Inmiddels hebben we met gemeenten en zorgverzekeraars afspraken gemaakt over de structurele inzet in elke gemeente van Kansrijke Start in het Gezond en Actief Leven Akkoord (GALA). De middelen, die gemeenten tot nu toe hebben ontvangen om te besteden aan het vormgeven van een lokale Kansrijke Start-aanpak (de impulsgelden), worden niet teruggevorderd. De middelen zijn uitgekeerd via een decentralisatie-uitkering, waarbij geldt dat er geen sprake is van een bestedingsverplichting richting de rijksoverheid. De verantwoording over de besteding van een decentralisatie-uitkering wordt afgelegd aan de gemeenteraad.

De leden van de CDA-fractie lezen dat 63% van de gemeenten een plan van aanpak Kansrijke Start heeft. Moeten deze leden er vervolgens van uit gaan dat 37% van de gemeenten bezig is een plan van aanpak op te stellen?

In 2022 was in 63 procent (171) van de gemeenten, die de Impuls Kansrijke Start hebben ontvangen, met samenwerkingspartners een plan van aanpak opgesteld (116 gemeenten) of werd hiermee een begin gemaakt (55 gemeenten). Het aantal is gestegen van 153 gemeenten in 2021 naar 171 gemeenten in 2022. Van de gemeenten die in 2022 geen plan van aanpak opgesteld hadden, had 18% deze nog niet en was 4% niet voornemens om dit op te pakken. Vanuit een verdiepende analyse van het RIVM blijkt dat gemeenten zonder plan van aanpak wel een lokale coalitie en/of samenwerkingsafspraken hebben of preventieve interventies inzetten op het gebied van Kansrijke Start.
--------------------
_OEFENOPDRACHTEN_:
(a) Geef voor elk van de volgende uitspraken aan of deze overeenstemt met het fragment, met ja of nee en de doorslaggevende woorden uit het fragment letterlijk geciteerd: (i) de impulsgelden die gemeenten hebben ontvangen, worden teruggevorderd; (ii) het aantal gemeenten steeg van 153 in 2021 naar 171 in 2022; (iii) de verantwoording over de besteding van een decentralisatie-uitkering wordt afgelegd aan de rijksoverheid.
(b) Kopieer uit het fragment woordelijk het gedeelte dat opent met de woorden "De leden van" en sluit met "van Kansrijke Start.".

(Lay-outitems op basis van afbeeldingen)
--------------------
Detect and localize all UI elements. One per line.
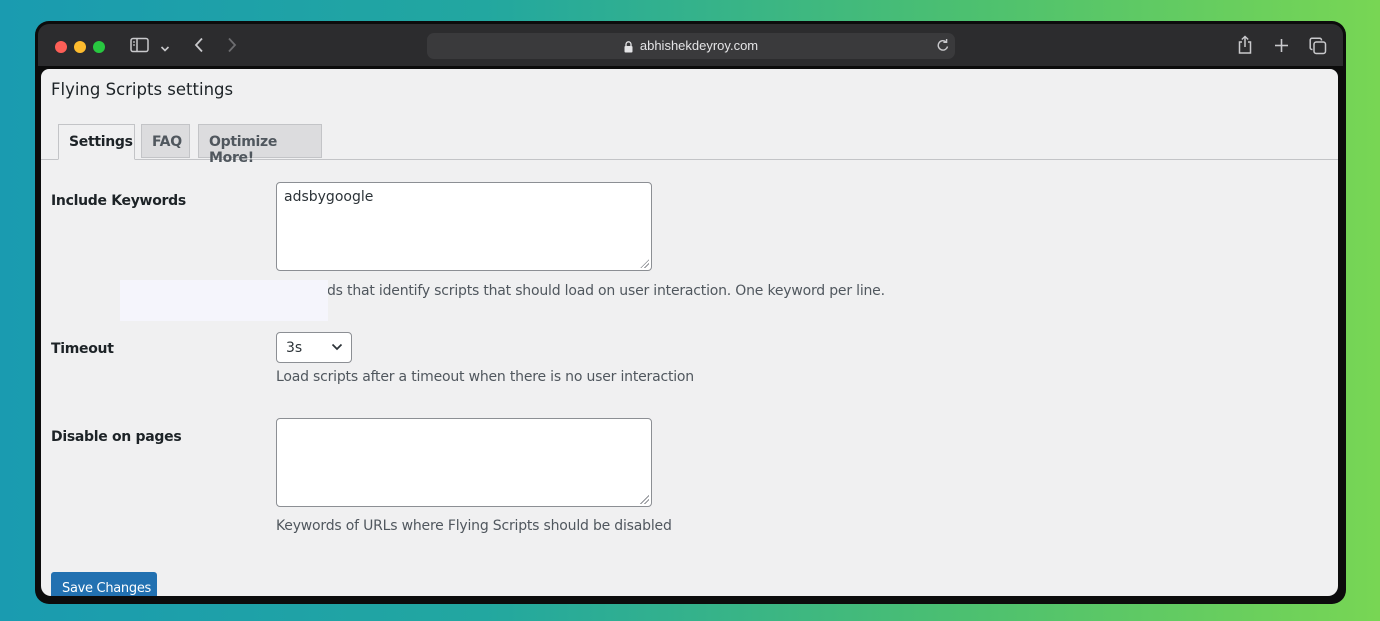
new-tab-icon[interactable] — [1274, 38, 1289, 58]
chevron-down-icon — [331, 339, 343, 359]
tab-optimize-more[interactable]: Optimize More! — [198, 124, 322, 166]
chevron-down-icon[interactable] — [160, 40, 170, 58]
include-keywords-label: Include Keywords — [51, 193, 186, 209]
tab-faq[interactable]: FAQ — [141, 124, 190, 158]
include-keywords-value: adsbygoogle — [284, 189, 374, 205]
resize-grip-icon[interactable] — [640, 495, 649, 504]
browser-window: abhishekdeyroy.com Flying Scripts settin… — [35, 21, 1346, 604]
include-keywords-description: ds that identify scripts that should loa… — [327, 283, 885, 299]
zoom-window-button[interactable] — [93, 41, 105, 53]
close-window-button[interactable] — [55, 41, 67, 53]
disable-on-pages-textarea[interactable] — [276, 418, 652, 507]
page-title: Flying Scripts settings — [51, 80, 234, 99]
timeout-value: 3s — [286, 340, 303, 356]
disable-on-pages-description: Keywords of URLs where Flying Scripts sh… — [276, 518, 672, 534]
timeout-label: Timeout — [51, 341, 114, 357]
timeout-description: Load scripts after a timeout when there … — [276, 369, 694, 385]
tabs-overview-icon[interactable] — [1309, 37, 1327, 60]
settings-page: Flying Scripts settings Settings FAQ Opt… — [41, 69, 1338, 596]
save-changes-button[interactable]: Save Changes — [51, 572, 157, 596]
resize-grip-icon[interactable] — [640, 259, 649, 268]
tab-settings[interactable]: Settings — [58, 124, 135, 160]
reload-icon[interactable] — [936, 38, 950, 58]
sidebar-icon[interactable] — [130, 37, 149, 58]
share-icon[interactable] — [1237, 35, 1253, 60]
minimize-window-button[interactable] — [74, 41, 86, 53]
address-url: abhishekdeyroy.com — [639, 38, 759, 53]
browser-toolbar: abhishekdeyroy.com — [38, 24, 1343, 66]
include-keywords-textarea[interactable]: adsbygoogle — [276, 182, 652, 271]
forward-icon[interactable] — [227, 37, 237, 58]
redaction-overlay — [120, 280, 328, 321]
address-bar[interactable]: abhishekdeyroy.com — [427, 33, 955, 59]
timeout-select[interactable]: 3s — [276, 332, 352, 363]
disable-on-pages-label: Disable on pages — [51, 429, 182, 445]
back-icon[interactable] — [194, 37, 204, 58]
--------------------
_ANTWOORDEN PER OPDRACHT_:
(a)
(i) Nee: "worden niet teruggevorderd"
(ii) Ja: "Het aantal is gestegen van 153 gemeenten in 2021 naar 171 gemeenten in 2022."
(iii) Nee: "De verantwoording over de besteding van een decentralisatie-uitkering wordt afgelegd aan de gemeenteraad."

(b)
De leden van de CDA-fractie lezen dat 63% van de gemeenten een plan van aanpak Kansrijke Start heeft. Moeten deze leden er vervolgens van uit gaan dat 37% van de gemeenten bezig is een plan van aanpak op te stellen?

In 2022 was in 63 procent (171) van de gemeenten, die de Impuls Kansrijke Start hebben ontvangen, met samenwerkingspartners een plan van aanpak opgesteld (116 gemeenten) of werd hiermee een begin gemaakt (55 gemeenten). Het aantal is gestegen van 153 gemeenten in 2021 naar 171 gemeenten in 2022. Van de gemeenten die in 2022 geen plan van aanpak opgesteld hadden, had 18% deze nog niet en was 4% niet voornemens om dit op te pakken. Vanuit een verdiepende analyse van het RIVM blijkt dat gemeenten zonder plan van aanpak wel een lokale coalitie en/of samenwerkingsafspraken hebben of preventieve interventies inzetten op het gebied van Kansrijke Start.